PROBLEM REQUIREMENTS: Write out the items word for word, everything from the first line down to the line containing "observed-point <box>639 645 662 668</box>", including both of those lines.
▼
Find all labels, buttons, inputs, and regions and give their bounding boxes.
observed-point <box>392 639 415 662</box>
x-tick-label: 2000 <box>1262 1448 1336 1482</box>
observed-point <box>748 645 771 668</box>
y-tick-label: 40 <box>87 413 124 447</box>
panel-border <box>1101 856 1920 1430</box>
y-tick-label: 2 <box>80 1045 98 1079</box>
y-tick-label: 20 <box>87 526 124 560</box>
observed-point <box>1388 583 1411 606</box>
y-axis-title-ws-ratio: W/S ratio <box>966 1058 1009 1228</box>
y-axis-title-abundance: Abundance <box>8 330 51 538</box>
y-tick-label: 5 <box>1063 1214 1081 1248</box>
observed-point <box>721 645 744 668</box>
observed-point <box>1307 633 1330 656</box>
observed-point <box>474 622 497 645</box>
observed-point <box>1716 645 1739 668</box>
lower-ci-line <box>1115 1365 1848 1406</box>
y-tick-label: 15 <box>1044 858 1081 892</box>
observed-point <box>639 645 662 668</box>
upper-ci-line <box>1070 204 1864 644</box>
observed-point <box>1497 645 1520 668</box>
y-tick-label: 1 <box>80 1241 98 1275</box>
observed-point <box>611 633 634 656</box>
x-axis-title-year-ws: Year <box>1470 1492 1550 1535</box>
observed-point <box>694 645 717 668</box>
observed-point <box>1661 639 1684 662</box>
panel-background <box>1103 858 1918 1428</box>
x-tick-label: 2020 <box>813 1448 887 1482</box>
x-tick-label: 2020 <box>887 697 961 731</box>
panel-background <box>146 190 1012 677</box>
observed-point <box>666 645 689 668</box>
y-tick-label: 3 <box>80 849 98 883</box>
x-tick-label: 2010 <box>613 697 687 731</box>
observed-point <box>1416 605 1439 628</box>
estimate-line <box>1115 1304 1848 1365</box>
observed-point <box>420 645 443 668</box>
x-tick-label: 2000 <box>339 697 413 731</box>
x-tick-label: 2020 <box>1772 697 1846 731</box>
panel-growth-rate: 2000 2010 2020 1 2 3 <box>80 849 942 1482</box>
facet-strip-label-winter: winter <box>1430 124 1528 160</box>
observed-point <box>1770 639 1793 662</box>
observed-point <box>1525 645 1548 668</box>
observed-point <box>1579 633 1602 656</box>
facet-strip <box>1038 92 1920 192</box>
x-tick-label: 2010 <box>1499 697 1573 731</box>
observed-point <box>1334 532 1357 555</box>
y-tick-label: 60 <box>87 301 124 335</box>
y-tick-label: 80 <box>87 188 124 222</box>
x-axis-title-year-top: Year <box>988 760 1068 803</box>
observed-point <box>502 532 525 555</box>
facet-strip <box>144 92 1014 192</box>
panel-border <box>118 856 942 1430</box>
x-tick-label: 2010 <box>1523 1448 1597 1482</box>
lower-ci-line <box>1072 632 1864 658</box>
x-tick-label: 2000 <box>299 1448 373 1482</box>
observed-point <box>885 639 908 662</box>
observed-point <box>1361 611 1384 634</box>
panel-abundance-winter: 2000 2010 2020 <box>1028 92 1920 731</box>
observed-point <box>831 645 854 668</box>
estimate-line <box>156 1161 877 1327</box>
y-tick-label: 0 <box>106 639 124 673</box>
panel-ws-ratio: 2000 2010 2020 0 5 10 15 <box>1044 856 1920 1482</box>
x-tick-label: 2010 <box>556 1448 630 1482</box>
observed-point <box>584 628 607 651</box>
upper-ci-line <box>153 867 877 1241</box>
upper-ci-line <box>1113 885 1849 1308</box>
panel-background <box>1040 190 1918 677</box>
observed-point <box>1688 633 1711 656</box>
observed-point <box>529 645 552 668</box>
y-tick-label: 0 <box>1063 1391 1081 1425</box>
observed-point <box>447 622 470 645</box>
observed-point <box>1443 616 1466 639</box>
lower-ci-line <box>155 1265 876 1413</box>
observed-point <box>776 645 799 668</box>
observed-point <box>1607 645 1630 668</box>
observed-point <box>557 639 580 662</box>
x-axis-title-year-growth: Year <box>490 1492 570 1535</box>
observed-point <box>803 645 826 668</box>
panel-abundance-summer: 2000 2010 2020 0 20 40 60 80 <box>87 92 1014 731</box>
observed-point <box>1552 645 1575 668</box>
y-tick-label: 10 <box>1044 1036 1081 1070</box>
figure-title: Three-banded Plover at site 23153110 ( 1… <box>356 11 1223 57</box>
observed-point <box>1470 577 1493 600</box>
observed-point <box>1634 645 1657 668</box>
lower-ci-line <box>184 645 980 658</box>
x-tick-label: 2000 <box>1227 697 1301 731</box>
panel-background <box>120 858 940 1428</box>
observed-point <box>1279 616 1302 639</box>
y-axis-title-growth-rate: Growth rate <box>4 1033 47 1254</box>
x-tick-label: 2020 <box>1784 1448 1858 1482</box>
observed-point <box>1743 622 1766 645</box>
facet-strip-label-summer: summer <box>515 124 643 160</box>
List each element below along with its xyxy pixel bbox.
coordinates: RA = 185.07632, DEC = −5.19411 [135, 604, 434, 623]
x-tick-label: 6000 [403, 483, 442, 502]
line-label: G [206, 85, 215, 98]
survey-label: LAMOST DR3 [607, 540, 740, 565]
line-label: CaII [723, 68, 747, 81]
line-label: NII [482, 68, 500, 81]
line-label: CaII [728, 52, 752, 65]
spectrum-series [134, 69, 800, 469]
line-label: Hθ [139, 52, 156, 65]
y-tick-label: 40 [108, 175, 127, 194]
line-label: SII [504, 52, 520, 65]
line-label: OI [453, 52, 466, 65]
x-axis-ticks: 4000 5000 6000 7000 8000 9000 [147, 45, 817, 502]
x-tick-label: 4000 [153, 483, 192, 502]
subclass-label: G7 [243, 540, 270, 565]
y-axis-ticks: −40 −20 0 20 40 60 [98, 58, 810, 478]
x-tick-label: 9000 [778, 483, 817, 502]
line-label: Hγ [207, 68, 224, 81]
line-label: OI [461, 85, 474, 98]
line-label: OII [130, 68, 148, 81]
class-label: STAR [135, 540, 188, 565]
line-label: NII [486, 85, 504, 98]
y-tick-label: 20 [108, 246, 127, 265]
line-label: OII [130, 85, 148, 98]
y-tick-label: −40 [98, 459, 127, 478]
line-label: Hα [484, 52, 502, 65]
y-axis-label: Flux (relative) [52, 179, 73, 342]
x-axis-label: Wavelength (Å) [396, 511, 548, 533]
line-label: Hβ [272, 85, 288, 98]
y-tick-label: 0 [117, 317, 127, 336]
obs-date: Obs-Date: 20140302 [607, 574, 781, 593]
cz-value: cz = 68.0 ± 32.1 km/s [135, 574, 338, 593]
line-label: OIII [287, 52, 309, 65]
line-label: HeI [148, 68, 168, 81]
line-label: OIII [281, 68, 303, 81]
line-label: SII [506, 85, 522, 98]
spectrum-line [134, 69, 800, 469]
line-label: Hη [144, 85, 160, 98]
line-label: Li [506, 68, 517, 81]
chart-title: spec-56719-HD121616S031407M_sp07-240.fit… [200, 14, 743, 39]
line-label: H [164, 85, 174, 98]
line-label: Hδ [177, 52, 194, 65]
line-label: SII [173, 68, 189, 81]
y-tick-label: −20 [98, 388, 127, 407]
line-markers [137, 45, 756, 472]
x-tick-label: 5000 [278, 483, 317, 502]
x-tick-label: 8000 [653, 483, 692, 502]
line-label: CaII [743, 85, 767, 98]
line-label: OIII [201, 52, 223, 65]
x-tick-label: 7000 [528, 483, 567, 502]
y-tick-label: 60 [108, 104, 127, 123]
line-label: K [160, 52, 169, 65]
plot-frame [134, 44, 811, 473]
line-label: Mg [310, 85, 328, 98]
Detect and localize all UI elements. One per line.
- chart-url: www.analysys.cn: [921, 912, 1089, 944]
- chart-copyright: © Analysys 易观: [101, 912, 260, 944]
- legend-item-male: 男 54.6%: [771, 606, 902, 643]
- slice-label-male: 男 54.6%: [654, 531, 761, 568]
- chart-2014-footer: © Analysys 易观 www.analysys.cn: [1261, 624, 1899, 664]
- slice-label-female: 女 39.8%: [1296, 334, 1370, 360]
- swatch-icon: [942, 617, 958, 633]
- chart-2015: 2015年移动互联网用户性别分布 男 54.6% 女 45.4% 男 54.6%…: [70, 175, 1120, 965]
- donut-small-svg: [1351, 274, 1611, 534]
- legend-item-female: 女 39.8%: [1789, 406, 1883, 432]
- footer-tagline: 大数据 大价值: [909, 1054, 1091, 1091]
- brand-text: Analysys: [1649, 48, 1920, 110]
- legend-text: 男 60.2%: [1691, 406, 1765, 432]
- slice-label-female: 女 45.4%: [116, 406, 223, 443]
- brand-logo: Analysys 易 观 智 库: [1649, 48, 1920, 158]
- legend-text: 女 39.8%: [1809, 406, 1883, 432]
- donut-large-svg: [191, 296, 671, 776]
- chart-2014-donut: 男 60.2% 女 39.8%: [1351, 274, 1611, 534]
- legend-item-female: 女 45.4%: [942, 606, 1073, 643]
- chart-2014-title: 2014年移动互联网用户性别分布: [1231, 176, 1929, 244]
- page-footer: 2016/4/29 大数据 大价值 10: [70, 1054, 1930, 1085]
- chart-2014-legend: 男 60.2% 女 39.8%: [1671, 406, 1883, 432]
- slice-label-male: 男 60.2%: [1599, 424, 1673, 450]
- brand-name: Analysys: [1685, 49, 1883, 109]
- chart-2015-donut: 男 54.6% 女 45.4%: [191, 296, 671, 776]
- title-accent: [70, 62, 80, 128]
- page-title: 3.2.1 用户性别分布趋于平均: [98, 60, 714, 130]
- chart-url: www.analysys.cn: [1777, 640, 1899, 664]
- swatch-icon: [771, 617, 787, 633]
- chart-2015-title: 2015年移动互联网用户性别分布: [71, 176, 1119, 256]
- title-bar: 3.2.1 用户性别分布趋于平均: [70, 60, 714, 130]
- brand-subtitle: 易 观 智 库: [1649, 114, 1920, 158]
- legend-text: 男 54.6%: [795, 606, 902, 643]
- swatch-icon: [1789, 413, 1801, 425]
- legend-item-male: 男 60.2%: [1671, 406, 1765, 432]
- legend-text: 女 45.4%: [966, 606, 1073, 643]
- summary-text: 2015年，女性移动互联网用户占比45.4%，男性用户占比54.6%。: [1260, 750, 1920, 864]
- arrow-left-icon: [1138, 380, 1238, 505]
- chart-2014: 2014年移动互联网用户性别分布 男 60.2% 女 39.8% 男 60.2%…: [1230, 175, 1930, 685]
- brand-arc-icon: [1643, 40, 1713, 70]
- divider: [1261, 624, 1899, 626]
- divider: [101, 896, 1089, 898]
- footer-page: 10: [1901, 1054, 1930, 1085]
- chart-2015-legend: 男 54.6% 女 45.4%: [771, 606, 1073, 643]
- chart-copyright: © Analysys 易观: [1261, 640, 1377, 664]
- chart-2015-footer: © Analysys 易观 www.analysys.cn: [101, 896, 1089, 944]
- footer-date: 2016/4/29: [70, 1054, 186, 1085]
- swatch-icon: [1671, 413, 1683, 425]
▲
SOLUTION TO THIS EXERCISE:
Find all labels, buttons, inputs, and regions and give their bounding boxes.
observed-point <box>392 639 415 662</box>
x-tick-label: 2000 <box>1262 1448 1336 1482</box>
observed-point <box>748 645 771 668</box>
y-tick-label: 40 <box>87 413 124 447</box>
panel-border <box>1101 856 1920 1430</box>
y-tick-label: 2 <box>80 1045 98 1079</box>
y-tick-label: 20 <box>87 526 124 560</box>
observed-point <box>1388 583 1411 606</box>
y-axis-title-ws-ratio: W/S ratio <box>966 1058 1009 1228</box>
y-axis-title-abundance: Abundance <box>8 330 51 538</box>
y-tick-label: 5 <box>1063 1214 1081 1248</box>
observed-point <box>721 645 744 668</box>
observed-point <box>1307 633 1330 656</box>
observed-point <box>474 622 497 645</box>
observed-point <box>1716 645 1739 668</box>
lower-ci-line <box>1115 1365 1848 1406</box>
y-tick-label: 15 <box>1044 858 1081 892</box>
observed-point <box>639 645 662 668</box>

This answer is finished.